Saved entries
- - -
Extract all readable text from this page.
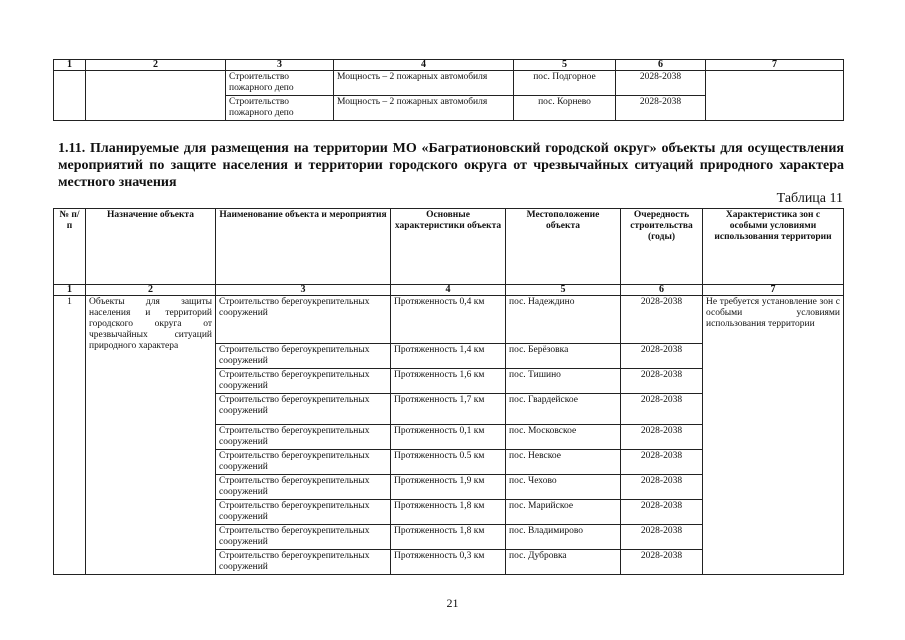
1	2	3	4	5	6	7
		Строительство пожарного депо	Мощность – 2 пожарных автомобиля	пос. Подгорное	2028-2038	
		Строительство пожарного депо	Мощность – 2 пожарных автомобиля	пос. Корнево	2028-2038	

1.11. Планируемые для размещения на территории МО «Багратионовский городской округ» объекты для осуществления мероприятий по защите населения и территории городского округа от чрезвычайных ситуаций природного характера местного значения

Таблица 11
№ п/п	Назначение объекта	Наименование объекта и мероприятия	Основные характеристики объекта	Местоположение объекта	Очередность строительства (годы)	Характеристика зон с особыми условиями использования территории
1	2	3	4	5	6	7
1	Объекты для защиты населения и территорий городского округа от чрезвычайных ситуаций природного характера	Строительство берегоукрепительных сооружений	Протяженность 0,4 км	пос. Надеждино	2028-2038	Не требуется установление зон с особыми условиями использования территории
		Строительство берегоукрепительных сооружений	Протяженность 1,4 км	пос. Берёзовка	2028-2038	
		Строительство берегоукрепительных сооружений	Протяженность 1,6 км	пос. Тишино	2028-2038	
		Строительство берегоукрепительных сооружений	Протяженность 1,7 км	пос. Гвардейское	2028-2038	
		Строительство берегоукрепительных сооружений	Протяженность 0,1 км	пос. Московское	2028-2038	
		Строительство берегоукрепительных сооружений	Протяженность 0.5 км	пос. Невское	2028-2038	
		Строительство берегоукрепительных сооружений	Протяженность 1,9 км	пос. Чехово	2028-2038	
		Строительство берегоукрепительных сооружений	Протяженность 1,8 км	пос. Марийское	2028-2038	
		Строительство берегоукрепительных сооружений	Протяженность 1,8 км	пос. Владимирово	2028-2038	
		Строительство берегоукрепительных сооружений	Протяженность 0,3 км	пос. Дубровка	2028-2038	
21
- - -
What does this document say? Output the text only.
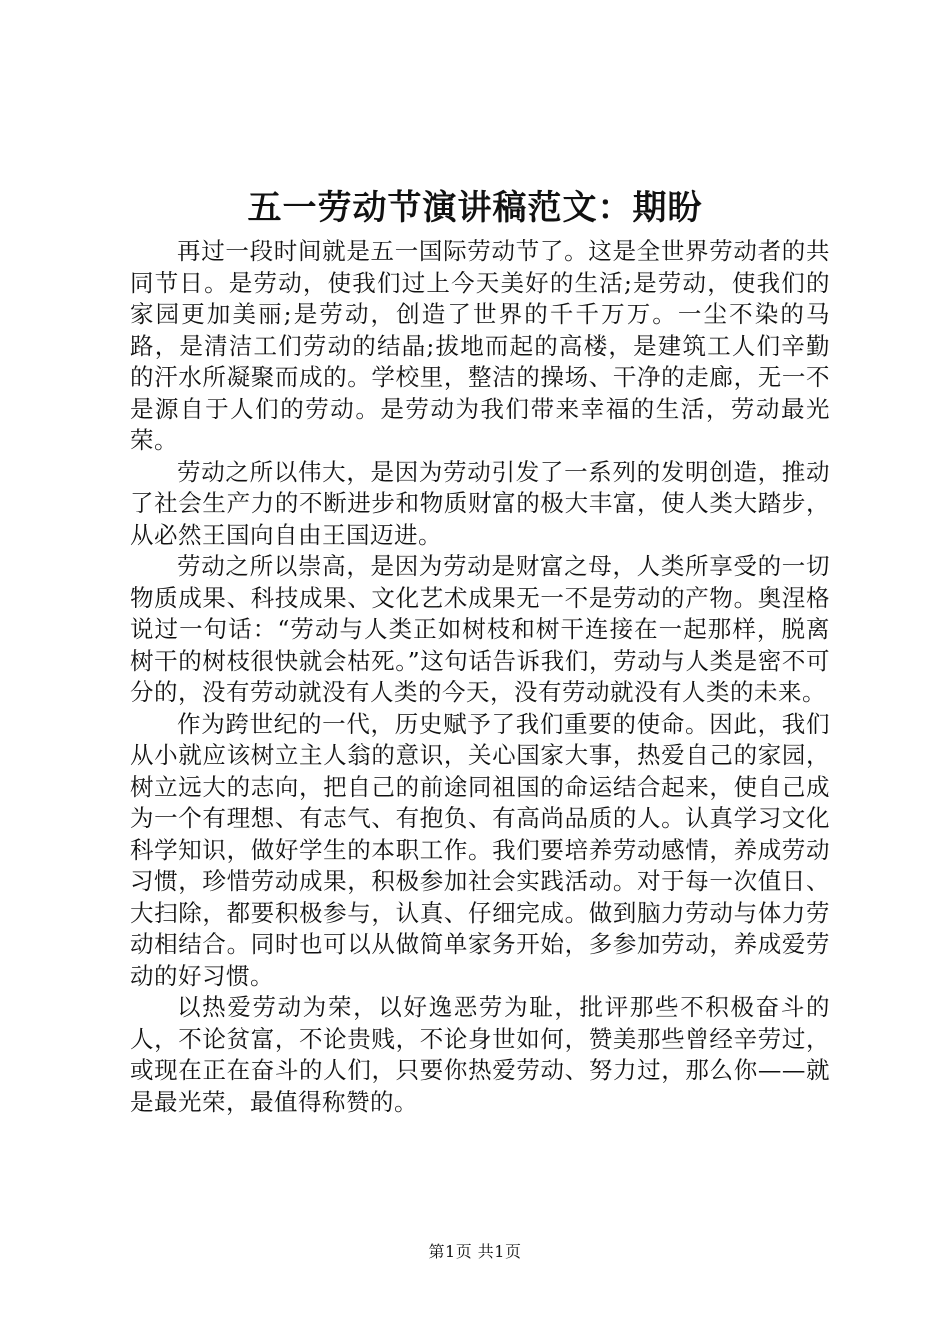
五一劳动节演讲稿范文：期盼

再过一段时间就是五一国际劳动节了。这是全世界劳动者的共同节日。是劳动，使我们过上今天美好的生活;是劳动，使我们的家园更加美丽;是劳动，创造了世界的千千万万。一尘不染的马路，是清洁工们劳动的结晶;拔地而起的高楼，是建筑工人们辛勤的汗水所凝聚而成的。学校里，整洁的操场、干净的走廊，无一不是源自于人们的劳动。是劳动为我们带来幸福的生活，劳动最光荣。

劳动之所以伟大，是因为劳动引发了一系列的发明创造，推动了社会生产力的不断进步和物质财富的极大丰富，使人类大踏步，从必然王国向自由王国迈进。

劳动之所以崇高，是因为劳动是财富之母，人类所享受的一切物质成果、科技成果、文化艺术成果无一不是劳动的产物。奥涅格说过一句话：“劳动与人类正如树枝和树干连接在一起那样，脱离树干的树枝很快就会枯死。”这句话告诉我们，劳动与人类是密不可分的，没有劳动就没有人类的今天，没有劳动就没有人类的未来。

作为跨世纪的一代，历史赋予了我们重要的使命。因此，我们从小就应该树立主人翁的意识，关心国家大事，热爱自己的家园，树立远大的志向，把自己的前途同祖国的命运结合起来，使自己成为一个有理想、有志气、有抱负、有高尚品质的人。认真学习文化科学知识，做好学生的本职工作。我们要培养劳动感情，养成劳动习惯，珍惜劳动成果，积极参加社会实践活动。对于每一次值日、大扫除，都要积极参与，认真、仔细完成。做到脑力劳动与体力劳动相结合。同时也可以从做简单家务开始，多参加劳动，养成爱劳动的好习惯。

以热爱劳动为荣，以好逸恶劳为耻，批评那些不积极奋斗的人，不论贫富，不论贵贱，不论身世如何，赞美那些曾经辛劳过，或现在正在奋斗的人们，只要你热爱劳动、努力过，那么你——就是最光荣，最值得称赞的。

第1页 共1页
- - -
— Aim —
List all lines in the material containing the string "особыми".

— Response —
№ п/п	Назначение объекта	Наименование объекта и мероприятия	Основные характеристики объекта	Местоположение объекта	Очередность строительства (годы)	Характеристика зон с особыми условиями использования территории
1	Объекты для защиты населения и территорий городского округа от чрезвычайных ситуаций природного характера	Строительство берегоукрепительных сооружений	Протяженность 0,4 км	пос. Надеждино	2028-2038	Не требуется установление зон с особыми условиями использования территории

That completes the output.